▶ _What you have to do_:
Retype all the records with nothing changed.

══ Data listing ══

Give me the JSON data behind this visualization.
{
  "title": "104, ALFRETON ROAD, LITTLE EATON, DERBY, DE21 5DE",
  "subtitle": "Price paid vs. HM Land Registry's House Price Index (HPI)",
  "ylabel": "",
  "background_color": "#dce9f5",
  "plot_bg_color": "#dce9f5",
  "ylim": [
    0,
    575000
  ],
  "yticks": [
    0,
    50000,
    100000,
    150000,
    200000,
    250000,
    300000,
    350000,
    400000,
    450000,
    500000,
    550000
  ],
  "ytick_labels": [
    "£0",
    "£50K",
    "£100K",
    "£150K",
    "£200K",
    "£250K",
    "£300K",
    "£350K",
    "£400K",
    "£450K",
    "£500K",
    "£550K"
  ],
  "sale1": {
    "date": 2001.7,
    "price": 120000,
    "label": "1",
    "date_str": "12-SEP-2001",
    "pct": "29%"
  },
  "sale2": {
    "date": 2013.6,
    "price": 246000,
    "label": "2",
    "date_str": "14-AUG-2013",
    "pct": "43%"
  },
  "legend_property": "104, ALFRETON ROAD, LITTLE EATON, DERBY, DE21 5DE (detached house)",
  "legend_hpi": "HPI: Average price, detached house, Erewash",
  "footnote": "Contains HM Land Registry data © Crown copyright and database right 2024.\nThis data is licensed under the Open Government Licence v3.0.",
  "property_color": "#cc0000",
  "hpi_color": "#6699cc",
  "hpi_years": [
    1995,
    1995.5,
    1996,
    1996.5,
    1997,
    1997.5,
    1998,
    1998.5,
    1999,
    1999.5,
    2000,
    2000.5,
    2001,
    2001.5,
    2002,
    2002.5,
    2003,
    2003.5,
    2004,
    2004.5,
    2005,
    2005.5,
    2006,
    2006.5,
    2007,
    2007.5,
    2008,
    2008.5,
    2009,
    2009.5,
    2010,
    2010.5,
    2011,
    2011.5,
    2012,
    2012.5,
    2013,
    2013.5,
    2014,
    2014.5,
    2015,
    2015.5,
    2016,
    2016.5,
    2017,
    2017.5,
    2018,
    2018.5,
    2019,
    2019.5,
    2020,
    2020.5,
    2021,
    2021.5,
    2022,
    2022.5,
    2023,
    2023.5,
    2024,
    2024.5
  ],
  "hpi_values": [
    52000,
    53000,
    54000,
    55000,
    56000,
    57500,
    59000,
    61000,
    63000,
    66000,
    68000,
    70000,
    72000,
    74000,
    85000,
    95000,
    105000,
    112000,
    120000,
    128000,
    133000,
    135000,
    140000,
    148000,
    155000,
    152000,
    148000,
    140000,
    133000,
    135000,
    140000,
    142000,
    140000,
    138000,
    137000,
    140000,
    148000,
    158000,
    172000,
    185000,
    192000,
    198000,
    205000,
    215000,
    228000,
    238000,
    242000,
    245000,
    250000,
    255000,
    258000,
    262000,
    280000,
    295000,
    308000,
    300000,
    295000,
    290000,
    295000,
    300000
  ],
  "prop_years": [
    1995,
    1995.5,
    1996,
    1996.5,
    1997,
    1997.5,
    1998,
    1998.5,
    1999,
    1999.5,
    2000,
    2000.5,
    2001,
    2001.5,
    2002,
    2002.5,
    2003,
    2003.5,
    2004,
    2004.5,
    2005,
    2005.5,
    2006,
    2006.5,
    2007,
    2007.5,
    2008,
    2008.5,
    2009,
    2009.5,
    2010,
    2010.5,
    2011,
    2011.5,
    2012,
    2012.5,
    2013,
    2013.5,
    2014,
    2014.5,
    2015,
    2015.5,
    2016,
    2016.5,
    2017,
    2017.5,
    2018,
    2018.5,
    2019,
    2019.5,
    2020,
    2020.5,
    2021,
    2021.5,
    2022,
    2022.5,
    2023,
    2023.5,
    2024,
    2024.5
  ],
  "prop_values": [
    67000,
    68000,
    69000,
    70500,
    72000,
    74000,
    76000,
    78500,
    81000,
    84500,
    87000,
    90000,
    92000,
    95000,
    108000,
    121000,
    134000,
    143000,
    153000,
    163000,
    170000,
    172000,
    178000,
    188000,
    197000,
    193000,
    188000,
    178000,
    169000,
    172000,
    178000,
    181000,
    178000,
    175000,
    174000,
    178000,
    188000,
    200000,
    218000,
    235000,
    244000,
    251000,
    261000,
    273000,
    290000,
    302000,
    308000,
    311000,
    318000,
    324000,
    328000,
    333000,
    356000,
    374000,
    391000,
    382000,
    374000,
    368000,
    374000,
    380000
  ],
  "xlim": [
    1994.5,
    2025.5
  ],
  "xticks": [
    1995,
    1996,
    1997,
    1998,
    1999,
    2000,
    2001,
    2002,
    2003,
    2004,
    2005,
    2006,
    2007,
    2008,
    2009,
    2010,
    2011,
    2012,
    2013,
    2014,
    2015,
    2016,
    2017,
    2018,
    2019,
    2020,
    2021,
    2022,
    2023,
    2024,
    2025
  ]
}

═══

▶ _Result_:
Give me the JSON data behind this visualization.
{
  "title": "104, ALFRETON ROAD, LITTLE EATON, DERBY, DE21 5DE",
  "subtitle": "Price paid vs. HM Land Registry's House Price Index (HPI)",
  "ylabel": "",
  "background_color": "#dce9f5",
  "plot_bg_color": "#dce9f5",
  "ylim": [
    0,
    575000
  ],
  "yticks": [
    0,
    50000,
    100000,
    150000,
    200000,
    250000,
    300000,
    350000,
    400000,
    450000,
    500000,
    550000
  ],
  "ytick_labels": [
    "£0",
    "£50K",
    "£100K",
    "£150K",
    "£200K",
    "£250K",
    "£300K",
    "£350K",
    "£400K",
    "£450K",
    "£500K",
    "£550K"
  ],
  "sale1": {
    "date": 2001.7,
    "price": 120000,
    "label": "1",
    "date_str": "12-SEP-2001",
    "pct": "29%"
  },
  "sale2": {
    "date": 2013.6,
    "price": 246000,
    "label": "2",
    "date_str": "14-AUG-2013",
    "pct": "43%"
  },
  "legend_property": "104, ALFRETON ROAD, LITTLE EATON, DERBY, DE21 5DE (detached house)",
  "legend_hpi": "HPI: Average price, detached house, Erewash",
  "footnote": "Contains HM Land Registry data © Crown copyright and database right 2024.\nThis data is licensed under the Open Government Licence v3.0.",
  "property_color": "#cc0000",
  "hpi_color": "#6699cc",
  "hpi_years": [
    1995,
    1995.5,
    1996,
    1996.5,
    1997,
    1997.5,
    1998,
    1998.5,
    1999,
    1999.5,
    2000,
    2000.5,
    2001,
    2001.5,
    2002,
    2002.5,
    2003,
    2003.5,
    2004,
    2004.5,
    2005,
    2005.5,
    2006,
    2006.5,
    2007,
    2007.5,
    2008,
    2008.5,
    2009,
    2009.5,
    2010,
    2010.5,
    2011,
    2011.5,
    2012,
    2012.5,
    2013,
    2013.5,
    2014,
    2014.5,
    2015,
    2015.5,
    2016,
    2016.5,
    2017,
    2017.5,
    2018,
    2018.5,
    2019,
    2019.5,
    2020,
    2020.5,
    2021,
    2021.5,
    2022,
    2022.5,
    2023,
    2023.5,
    2024,
    2024.5
  ],
  "hpi_values": [
    52000,
    53000,
    54000,
    55000,
    56000,
    57500,
    59000,
    61000,
    63000,
    66000,
    68000,
    70000,
    72000,
    74000,
    85000,
    95000,
    105000,
    112000,
    120000,
    128000,
    133000,
    135000,
    140000,
    148000,
    155000,
    152000,
    148000,
    140000,
    133000,
    135000,
    140000,
    142000,
    140000,
    138000,
    137000,
    140000,
    148000,
    158000,
    172000,
    185000,
    192000,
    198000,
    205000,
    215000,
    228000,
    238000,
    242000,
    245000,
    250000,
    255000,
    258000,
    262000,
    280000,
    295000,
    308000,
    300000,
    295000,
    290000,
    295000,
    300000
  ],
  "prop_years": [
    1995,
    1995.5,
    1996,
    1996.5,
    1997,
    1997.5,
    1998,
    1998.5,
    1999,
    1999.5,
    2000,
    2000.5,
    2001,
    2001.5,
    2002,
    2002.5,
    2003,
    2003.5,
    2004,
    2004.5,
    2005,
    2005.5,
    2006,
    2006.5,
    2007,
    2007.5,
    2008,
    2008.5,
    2009,
    2009.5,
    2010,
    2010.5,
    2011,
    2011.5,
    2012,
    2012.5,
    2013,
    2013.5,
    2014,
    2014.5,
    2015,
    2015.5,
    2016,
    2016.5,
    2017,
    2017.5,
    2018,
    2018.5,
    2019,
    2019.5,
    2020,
    2020.5,
    2021,
    2021.5,
    2022,
    2022.5,
    2023,
    2023.5,
    2024,
    2024.5
  ],
  "prop_values": [
    67000,
    68000,
    69000,
    70500,
    72000,
    74000,
    76000,
    78500,
    81000,
    84500,
    87000,
    90000,
    92000,
    95000,
    108000,
    121000,
    134000,
    143000,
    153000,
    163000,
    170000,
    172000,
    178000,
    188000,
    197000,
    193000,
    188000,
    178000,
    169000,
    172000,
    178000,
    181000,
    178000,
    175000,
    174000,
    178000,
    188000,
    200000,
    218000,
    235000,
    244000,
    251000,
    261000,
    273000,
    290000,
    302000,
    308000,
    311000,
    318000,
    324000,
    328000,
    333000,
    356000,
    374000,
    391000,
    382000,
    374000,
    368000,
    374000,
    380000
  ],
  "xlim": [
    1994.5,
    2025.5
  ],
  "xticks": [
    1995,
    1996,
    1997,
    1998,
    1999,
    2000,
    2001,
    2002,
    2003,
    2004,
    2005,
    2006,
    2007,
    2008,
    2009,
    2010,
    2011,
    2012,
    2013,
    2014,
    2015,
    2016,
    2017,
    2018,
    2019,
    2020,
    2021,
    2022,
    2023,
    2024,
    2025
  ]
}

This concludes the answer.